──────── Exercise input

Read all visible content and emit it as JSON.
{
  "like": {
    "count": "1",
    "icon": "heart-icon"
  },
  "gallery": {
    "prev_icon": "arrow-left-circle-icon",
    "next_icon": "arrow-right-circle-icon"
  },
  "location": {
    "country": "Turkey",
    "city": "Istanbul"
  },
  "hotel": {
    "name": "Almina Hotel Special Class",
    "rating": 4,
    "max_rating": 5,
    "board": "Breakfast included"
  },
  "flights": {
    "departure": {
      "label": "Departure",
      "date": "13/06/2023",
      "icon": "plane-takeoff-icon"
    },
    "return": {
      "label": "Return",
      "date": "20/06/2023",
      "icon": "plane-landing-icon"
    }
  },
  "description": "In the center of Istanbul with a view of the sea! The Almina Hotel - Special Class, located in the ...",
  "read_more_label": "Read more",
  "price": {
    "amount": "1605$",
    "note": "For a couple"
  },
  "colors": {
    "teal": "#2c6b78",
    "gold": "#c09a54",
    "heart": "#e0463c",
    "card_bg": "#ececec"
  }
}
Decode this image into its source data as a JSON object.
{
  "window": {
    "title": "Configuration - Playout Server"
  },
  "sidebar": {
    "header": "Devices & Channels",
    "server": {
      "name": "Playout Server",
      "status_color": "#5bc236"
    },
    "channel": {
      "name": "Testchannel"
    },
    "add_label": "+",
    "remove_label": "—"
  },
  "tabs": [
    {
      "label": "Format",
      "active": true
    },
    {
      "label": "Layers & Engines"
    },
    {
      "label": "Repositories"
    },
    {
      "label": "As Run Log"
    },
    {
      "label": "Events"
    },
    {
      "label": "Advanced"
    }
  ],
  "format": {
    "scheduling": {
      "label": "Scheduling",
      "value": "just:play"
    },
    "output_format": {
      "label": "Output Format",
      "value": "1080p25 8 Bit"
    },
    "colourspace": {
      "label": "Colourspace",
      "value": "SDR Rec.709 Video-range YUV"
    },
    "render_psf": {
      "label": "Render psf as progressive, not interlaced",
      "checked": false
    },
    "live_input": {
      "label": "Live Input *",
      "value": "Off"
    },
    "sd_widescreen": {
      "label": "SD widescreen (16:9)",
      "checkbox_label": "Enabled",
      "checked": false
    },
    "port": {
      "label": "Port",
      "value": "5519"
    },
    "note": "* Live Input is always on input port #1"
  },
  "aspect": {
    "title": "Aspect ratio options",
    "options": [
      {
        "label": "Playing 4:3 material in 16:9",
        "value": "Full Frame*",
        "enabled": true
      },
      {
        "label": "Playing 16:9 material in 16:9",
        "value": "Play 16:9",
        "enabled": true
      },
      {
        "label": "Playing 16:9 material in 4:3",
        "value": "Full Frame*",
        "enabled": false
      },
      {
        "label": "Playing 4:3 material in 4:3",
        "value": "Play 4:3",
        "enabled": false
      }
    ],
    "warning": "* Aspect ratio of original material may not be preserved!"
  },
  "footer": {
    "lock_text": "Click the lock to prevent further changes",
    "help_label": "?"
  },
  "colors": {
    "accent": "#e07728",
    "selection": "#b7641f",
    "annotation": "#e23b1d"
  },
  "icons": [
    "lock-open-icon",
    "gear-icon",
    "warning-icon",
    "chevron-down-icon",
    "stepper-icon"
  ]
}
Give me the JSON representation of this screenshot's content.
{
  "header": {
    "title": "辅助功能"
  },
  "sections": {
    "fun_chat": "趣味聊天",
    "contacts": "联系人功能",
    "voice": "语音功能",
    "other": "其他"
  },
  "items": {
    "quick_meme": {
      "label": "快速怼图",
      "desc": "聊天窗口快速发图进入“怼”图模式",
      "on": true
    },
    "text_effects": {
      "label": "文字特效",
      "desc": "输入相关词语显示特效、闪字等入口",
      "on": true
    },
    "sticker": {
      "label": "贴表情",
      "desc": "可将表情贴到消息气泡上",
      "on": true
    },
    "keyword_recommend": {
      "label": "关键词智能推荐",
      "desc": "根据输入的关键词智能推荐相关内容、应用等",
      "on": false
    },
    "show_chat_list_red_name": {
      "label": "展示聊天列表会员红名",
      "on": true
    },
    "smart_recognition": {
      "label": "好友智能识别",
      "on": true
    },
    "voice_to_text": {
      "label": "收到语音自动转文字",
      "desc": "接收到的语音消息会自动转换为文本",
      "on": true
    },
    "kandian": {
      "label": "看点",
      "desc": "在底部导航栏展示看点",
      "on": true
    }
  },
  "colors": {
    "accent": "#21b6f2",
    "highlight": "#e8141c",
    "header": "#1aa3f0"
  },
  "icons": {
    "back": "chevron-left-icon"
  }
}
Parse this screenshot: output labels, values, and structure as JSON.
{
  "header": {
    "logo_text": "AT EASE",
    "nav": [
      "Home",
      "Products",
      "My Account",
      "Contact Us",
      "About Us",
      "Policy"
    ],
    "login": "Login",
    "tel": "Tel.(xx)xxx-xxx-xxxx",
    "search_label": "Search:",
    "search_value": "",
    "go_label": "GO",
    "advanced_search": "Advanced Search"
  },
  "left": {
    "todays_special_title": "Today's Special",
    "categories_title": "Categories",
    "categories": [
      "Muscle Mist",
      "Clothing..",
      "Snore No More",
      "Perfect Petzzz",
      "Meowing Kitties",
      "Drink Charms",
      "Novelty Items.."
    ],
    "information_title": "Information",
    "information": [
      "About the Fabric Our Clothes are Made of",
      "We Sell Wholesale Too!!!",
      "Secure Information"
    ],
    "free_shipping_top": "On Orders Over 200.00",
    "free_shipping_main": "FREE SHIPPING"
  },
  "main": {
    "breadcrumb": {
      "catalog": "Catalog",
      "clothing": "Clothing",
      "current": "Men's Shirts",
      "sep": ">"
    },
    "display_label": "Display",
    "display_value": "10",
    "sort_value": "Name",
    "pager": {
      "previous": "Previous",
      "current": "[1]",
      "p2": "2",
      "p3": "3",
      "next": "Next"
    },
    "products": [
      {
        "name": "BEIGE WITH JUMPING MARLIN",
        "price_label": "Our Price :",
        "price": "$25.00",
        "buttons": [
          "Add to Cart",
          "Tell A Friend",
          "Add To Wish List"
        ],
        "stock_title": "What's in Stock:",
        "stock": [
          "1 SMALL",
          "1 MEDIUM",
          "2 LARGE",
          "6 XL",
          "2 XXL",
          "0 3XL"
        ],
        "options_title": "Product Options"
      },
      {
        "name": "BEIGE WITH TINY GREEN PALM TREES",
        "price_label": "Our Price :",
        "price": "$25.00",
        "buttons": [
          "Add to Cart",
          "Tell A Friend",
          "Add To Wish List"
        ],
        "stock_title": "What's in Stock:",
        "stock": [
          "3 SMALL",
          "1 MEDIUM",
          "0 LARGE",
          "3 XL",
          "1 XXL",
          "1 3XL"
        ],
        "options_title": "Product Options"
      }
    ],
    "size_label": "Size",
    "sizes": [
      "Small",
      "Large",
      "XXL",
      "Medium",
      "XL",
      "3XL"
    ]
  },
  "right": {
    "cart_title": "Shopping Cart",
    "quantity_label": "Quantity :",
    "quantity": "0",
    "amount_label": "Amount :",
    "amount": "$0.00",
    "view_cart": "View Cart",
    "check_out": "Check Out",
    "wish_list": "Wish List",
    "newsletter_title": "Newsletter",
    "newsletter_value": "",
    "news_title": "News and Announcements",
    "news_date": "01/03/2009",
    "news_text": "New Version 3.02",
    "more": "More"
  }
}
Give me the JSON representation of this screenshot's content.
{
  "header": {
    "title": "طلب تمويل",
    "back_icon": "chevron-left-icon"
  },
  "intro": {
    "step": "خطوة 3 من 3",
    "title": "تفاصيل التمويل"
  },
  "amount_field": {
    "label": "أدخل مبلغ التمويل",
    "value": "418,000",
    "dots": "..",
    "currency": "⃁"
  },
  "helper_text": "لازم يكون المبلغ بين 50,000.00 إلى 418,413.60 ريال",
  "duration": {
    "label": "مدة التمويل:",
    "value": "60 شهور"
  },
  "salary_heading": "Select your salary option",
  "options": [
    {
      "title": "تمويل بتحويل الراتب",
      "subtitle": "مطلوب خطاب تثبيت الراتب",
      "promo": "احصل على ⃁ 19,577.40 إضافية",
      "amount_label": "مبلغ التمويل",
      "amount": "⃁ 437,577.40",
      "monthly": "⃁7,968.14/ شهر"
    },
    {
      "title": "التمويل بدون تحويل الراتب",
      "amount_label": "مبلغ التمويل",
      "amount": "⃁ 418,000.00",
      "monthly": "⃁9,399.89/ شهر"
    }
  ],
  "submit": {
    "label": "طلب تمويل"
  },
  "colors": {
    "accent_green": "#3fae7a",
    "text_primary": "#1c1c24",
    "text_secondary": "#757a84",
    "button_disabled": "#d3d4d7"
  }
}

────────────────

§ Do this: Search the data for the string "lock" and copy each line where it appears.

§ Exercise answer:
    "lock_text": "Click the lock to prevent further changes",
    "lock-open-icon",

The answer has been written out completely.